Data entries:
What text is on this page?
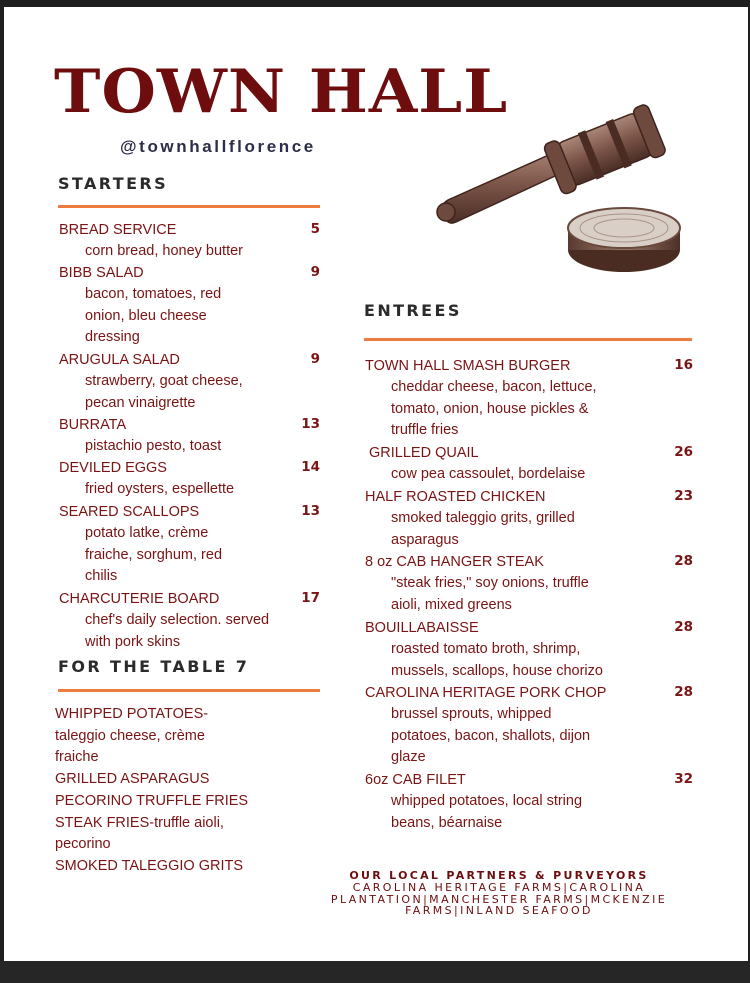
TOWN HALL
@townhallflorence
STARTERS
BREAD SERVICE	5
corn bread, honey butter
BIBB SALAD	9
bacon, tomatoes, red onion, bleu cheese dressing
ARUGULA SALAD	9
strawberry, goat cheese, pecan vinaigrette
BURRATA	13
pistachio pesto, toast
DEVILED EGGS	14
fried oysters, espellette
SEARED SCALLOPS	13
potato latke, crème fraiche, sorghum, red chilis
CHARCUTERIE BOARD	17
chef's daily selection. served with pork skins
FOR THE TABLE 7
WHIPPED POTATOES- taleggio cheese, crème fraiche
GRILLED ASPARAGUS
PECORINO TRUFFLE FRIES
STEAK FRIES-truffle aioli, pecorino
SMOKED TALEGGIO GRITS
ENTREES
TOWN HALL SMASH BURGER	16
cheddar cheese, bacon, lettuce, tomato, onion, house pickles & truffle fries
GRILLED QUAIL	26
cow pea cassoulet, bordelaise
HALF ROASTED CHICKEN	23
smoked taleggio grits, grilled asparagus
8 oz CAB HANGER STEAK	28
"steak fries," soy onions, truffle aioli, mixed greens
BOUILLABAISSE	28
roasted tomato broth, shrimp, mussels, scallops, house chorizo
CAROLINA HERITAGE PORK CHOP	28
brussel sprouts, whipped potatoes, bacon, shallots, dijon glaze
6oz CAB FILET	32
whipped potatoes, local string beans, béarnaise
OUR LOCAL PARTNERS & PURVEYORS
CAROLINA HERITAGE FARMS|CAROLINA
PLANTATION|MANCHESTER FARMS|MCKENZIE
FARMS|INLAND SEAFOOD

Task to carry out ▸
Leave the pictures out and reproduce all of the records exactly.

Output for this exercise ▸
What text is on this page?
TOWN HALL
@townhallflorence
STARTERS
BREAD SERVICE	5
corn bread, honey butter
BIBB SALAD	9
bacon, tomatoes, red onion, bleu cheese dressing
ARUGULA SALAD	9
strawberry, goat cheese, pecan vinaigrette
BURRATA	13
pistachio pesto, toast
DEVILED EGGS	14
fried oysters, espellette
SEARED SCALLOPS	13
potato latke, crème fraiche, sorghum, red chilis
CHARCUTERIE BOARD	17
chef's daily selection. served with pork skins
FOR THE TABLE 7
WHIPPED POTATOES- taleggio cheese, crème fraiche
GRILLED ASPARAGUS
PECORINO TRUFFLE FRIES
STEAK FRIES-truffle aioli, pecorino
SMOKED TALEGGIO GRITS
ENTREES
TOWN HALL SMASH BURGER	16
cheddar cheese, bacon, lettuce, tomato, onion, house pickles & truffle fries
GRILLED QUAIL	26
cow pea cassoulet, bordelaise
HALF ROASTED CHICKEN	23
smoked taleggio grits, grilled asparagus
8 oz CAB HANGER STEAK	28
"steak fries," soy onions, truffle aioli, mixed greens
BOUILLABAISSE	28
roasted tomato broth, shrimp, mussels, scallops, house chorizo
CAROLINA HERITAGE PORK CHOP	28
brussel sprouts, whipped potatoes, bacon, shallots, dijon glaze
6oz CAB FILET	32
whipped potatoes, local string beans, béarnaise
OUR LOCAL PARTNERS & PURVEYORS
CAROLINA HERITAGE FARMS|CAROLINA
PLANTATION|MANCHESTER FARMS|MCKENZIE
FARMS|INLAND SEAFOOD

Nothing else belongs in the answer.